> **Task requirements**
Search the material below for the word "document" and copy every line in which it occurs.

(Saved entries)
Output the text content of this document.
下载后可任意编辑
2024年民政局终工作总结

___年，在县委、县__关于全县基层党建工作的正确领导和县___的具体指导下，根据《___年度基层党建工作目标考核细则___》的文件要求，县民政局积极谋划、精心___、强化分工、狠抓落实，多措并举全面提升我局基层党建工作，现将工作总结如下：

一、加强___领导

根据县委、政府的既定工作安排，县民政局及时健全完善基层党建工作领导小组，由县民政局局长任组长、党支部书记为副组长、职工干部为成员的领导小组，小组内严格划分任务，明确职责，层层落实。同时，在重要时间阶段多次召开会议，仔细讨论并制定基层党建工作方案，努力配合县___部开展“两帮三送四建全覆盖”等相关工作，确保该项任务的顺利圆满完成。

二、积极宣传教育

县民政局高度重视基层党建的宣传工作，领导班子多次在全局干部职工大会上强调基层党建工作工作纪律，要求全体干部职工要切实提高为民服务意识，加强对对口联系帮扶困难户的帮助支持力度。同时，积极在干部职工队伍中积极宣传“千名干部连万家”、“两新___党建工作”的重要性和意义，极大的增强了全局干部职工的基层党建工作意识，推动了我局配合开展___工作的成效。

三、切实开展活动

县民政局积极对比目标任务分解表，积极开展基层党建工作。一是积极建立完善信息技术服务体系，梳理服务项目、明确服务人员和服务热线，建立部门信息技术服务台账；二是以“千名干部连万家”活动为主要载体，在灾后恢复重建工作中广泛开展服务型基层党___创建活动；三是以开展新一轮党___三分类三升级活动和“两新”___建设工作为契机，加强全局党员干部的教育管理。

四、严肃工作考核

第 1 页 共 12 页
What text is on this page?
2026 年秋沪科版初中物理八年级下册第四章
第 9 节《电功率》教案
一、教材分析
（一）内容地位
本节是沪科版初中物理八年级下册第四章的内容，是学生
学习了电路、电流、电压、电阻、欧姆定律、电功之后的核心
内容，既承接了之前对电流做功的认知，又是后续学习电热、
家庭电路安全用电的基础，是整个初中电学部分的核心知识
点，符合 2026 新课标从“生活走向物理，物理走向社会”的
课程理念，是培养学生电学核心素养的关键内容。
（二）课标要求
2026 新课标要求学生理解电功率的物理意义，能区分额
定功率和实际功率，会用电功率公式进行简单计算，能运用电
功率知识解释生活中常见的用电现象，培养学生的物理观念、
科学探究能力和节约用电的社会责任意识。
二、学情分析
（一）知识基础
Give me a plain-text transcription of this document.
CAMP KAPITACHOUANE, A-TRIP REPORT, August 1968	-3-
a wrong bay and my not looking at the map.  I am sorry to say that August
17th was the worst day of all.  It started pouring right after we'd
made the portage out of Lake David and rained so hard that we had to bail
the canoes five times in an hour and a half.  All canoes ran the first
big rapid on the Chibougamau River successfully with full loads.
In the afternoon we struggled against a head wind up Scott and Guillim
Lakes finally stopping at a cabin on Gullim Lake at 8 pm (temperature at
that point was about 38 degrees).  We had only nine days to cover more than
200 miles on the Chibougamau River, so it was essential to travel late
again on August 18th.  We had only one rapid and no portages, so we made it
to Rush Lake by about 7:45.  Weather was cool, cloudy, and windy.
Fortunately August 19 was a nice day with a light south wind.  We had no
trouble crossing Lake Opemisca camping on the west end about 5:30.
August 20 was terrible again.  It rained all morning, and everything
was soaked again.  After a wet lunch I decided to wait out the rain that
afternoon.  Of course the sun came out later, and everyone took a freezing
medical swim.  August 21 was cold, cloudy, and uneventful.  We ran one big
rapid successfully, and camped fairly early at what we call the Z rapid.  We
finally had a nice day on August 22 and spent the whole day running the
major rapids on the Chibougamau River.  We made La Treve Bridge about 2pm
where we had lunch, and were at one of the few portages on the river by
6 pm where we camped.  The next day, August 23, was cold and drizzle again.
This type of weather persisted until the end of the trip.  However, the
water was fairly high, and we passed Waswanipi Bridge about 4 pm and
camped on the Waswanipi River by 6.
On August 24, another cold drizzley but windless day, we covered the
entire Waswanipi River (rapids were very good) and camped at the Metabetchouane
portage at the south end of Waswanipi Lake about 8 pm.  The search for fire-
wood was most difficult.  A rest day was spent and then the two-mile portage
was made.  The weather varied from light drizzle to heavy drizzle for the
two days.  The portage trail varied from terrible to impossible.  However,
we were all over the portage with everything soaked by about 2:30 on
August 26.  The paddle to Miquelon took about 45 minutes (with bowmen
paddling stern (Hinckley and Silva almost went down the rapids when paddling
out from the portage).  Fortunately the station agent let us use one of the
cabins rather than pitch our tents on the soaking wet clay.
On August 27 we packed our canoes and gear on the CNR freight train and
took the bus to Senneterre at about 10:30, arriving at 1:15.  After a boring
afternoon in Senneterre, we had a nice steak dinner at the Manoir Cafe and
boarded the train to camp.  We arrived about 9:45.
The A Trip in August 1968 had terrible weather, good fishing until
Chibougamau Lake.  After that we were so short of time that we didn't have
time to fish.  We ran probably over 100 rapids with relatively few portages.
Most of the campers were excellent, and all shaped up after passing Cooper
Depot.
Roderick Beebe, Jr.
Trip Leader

> **Response to this exercise**
Output the text content of this document.
Give me a plain-text transcription of this document.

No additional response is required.